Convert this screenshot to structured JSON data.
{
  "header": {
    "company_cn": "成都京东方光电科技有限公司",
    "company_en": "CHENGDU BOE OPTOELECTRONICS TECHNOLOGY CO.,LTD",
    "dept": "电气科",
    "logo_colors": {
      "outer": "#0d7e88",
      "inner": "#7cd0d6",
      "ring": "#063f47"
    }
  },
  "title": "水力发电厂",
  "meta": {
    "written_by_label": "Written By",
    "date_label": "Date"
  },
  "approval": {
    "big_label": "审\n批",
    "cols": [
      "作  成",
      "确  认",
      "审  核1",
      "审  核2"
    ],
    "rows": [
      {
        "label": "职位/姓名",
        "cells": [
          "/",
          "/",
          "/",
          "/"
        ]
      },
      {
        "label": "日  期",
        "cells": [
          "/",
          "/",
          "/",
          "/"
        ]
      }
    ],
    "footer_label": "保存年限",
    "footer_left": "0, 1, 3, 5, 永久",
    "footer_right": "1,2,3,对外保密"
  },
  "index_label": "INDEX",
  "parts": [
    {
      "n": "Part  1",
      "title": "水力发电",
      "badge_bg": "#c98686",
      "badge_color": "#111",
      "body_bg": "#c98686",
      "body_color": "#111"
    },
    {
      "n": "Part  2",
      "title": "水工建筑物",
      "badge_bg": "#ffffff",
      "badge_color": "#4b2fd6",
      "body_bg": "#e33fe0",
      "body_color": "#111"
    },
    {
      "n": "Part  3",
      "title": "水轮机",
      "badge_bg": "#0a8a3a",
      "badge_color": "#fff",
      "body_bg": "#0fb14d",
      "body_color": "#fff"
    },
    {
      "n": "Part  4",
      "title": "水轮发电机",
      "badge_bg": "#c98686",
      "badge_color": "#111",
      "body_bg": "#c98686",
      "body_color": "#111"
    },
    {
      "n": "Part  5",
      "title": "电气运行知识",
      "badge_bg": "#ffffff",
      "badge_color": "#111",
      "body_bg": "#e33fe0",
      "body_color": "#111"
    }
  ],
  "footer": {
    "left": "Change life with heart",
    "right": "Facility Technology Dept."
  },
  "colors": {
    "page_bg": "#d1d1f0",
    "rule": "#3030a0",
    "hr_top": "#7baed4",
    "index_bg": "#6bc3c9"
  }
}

[Your instructions]
Retype the material above, line by line, exactly.

[Written answer]
Convert this screenshot to structured JSON data.
{
  "header": {
    "company_cn": "成都京东方光电科技有限公司",
    "company_en": "CHENGDU BOE OPTOELECTRONICS TECHNOLOGY CO.,LTD",
    "dept": "电气科",
    "logo_colors": {
      "outer": "#0d7e88",
      "inner": "#7cd0d6",
      "ring": "#063f47"
    }
  },
  "title": "水力发电厂",
  "meta": {
    "written_by_label": "Written By",
    "date_label": "Date"
  },
  "approval": {
    "big_label": "审\n批",
    "cols": [
      "作  成",
      "确  认",
      "审  核1",
      "审  核2"
    ],
    "rows": [
      {
        "label": "职位/姓名",
        "cells": [
          "/",
          "/",
          "/",
          "/"
        ]
      },
      {
        "label": "日  期",
        "cells": [
          "/",
          "/",
          "/",
          "/"
        ]
      }
    ],
    "footer_label": "保存年限",
    "footer_left": "0, 1, 3, 5, 永久",
    "footer_right": "1,2,3,对外保密"
  },
  "index_label": "INDEX",
  "parts": [
    {
      "n": "Part  1",
      "title": "水力发电",
      "badge_bg": "#c98686",
      "badge_color": "#111",
      "body_bg": "#c98686",
      "body_color": "#111"
    },
    {
      "n": "Part  2",
      "title": "水工建筑物",
      "badge_bg": "#ffffff",
      "badge_color": "#4b2fd6",
      "body_bg": "#e33fe0",
      "body_color": "#111"
    },
    {
      "n": "Part  3",
      "title": "水轮机",
      "badge_bg": "#0a8a3a",
      "badge_color": "#fff",
      "body_bg": "#0fb14d",
      "body_color": "#fff"
    },
    {
      "n": "Part  4",
      "title": "水轮发电机",
      "badge_bg": "#c98686",
      "badge_color": "#111",
      "body_bg": "#c98686",
      "body_color": "#111"
    },
    {
      "n": "Part  5",
      "title": "电气运行知识",
      "badge_bg": "#ffffff",
      "badge_color": "#111",
      "body_bg": "#e33fe0",
      "body_color": "#111"
    }
  ],
  "footer": {
    "left": "Change life with heart",
    "right": "Facility Technology Dept."
  },
  "colors": {
    "page_bg": "#d1d1f0",
    "rule": "#3030a0",
    "hr_top": "#7baed4",
    "index_bg": "#6bc3c9"
  }
}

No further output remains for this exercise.